• _What is asked_: Check each line of the listing, and copy it if it contains the word "Headers".

##### Dataset records

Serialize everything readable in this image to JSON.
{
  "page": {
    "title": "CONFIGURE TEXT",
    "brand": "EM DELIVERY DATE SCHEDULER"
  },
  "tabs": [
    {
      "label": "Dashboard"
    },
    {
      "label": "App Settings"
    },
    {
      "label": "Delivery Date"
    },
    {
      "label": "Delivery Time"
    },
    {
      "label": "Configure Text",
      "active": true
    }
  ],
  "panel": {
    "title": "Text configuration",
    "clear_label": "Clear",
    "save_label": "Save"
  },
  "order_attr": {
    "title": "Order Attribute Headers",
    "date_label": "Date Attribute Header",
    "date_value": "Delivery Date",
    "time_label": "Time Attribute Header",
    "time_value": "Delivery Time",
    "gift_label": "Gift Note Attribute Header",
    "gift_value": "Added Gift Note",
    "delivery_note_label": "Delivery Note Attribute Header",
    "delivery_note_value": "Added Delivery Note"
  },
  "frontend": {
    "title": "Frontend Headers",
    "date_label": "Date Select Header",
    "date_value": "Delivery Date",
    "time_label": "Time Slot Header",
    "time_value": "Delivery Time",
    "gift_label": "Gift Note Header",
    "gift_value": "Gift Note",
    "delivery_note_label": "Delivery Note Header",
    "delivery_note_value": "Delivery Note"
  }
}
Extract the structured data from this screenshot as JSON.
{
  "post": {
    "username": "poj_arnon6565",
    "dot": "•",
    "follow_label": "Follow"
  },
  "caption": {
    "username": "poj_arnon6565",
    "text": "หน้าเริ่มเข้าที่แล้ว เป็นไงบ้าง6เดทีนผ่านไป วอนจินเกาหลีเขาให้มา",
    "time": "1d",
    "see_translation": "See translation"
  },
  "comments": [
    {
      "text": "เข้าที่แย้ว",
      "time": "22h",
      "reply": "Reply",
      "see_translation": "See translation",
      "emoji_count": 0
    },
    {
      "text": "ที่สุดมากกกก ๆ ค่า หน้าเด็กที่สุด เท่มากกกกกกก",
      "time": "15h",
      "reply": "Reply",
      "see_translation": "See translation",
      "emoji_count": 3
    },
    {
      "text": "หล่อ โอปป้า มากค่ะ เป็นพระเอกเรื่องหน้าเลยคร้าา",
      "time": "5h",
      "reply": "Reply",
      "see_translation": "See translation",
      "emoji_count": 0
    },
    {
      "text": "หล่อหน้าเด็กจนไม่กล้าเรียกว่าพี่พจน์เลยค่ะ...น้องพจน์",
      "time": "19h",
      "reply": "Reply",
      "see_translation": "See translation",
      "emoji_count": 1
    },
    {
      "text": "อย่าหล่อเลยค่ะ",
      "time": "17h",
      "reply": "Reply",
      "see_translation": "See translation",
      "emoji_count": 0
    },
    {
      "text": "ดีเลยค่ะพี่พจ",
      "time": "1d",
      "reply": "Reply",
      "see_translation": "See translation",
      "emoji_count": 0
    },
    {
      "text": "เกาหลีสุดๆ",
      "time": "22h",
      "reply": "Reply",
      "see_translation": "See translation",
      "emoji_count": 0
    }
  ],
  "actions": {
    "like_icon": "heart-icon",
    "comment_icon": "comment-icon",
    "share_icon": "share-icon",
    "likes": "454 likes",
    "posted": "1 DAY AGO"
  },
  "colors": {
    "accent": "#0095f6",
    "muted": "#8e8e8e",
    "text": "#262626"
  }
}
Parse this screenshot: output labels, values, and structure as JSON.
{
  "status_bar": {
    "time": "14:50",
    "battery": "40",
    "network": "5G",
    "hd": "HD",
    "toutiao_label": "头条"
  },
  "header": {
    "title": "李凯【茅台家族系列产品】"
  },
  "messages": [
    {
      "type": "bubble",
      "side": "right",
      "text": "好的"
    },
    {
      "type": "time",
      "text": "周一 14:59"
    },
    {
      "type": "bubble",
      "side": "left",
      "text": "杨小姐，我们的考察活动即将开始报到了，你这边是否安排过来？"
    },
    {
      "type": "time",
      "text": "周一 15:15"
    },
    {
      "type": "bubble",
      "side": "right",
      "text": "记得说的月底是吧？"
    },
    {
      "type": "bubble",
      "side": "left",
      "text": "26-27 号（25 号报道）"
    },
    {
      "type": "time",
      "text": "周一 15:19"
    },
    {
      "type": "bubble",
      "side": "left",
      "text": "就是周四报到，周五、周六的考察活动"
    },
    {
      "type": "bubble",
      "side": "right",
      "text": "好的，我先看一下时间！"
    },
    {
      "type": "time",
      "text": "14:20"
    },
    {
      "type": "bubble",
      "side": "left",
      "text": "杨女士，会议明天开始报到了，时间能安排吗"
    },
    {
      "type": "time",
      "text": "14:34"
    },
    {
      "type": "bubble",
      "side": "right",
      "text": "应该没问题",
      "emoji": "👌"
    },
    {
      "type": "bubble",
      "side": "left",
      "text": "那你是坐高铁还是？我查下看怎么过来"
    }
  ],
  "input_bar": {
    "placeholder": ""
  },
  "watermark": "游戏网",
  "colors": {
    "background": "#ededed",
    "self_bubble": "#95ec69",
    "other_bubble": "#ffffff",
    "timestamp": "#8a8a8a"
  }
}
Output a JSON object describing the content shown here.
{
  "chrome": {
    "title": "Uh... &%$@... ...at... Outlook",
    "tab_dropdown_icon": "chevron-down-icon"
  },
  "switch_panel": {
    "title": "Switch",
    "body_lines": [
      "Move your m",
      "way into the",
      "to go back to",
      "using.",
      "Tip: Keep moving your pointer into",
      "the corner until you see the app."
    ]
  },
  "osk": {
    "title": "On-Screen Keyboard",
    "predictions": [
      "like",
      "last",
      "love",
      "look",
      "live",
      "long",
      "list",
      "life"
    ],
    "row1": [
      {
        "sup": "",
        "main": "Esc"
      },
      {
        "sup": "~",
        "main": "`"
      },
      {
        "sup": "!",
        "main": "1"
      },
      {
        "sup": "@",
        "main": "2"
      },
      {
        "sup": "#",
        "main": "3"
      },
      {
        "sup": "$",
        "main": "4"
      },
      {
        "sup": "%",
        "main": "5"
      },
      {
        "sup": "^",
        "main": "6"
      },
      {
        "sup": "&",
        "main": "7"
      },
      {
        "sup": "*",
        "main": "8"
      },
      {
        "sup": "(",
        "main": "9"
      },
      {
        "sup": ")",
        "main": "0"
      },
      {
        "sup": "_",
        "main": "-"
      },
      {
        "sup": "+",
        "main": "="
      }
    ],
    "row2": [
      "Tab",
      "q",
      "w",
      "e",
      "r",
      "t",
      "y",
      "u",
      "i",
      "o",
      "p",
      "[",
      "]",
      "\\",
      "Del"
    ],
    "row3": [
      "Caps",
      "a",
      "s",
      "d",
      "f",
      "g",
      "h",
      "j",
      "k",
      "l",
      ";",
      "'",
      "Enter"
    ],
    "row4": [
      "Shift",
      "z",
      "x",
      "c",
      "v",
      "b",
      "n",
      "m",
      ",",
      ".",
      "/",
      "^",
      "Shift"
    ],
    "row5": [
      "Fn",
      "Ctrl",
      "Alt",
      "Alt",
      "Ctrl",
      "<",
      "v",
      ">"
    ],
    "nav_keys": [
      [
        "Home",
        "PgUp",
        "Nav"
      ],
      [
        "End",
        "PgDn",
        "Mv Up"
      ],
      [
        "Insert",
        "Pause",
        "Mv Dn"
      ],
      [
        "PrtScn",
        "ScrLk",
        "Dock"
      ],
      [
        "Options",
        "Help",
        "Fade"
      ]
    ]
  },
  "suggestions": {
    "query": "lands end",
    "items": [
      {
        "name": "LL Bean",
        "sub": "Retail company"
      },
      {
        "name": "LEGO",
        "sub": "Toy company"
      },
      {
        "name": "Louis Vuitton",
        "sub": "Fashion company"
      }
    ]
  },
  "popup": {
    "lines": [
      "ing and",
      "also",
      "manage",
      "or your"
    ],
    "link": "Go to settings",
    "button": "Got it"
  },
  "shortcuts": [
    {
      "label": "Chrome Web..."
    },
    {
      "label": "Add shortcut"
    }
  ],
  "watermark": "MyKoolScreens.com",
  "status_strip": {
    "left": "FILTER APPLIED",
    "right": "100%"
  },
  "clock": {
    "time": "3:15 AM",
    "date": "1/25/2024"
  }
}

##########

• _Written response_:
    "title": "Order Attribute Headers",
    "title": "Frontend Headers",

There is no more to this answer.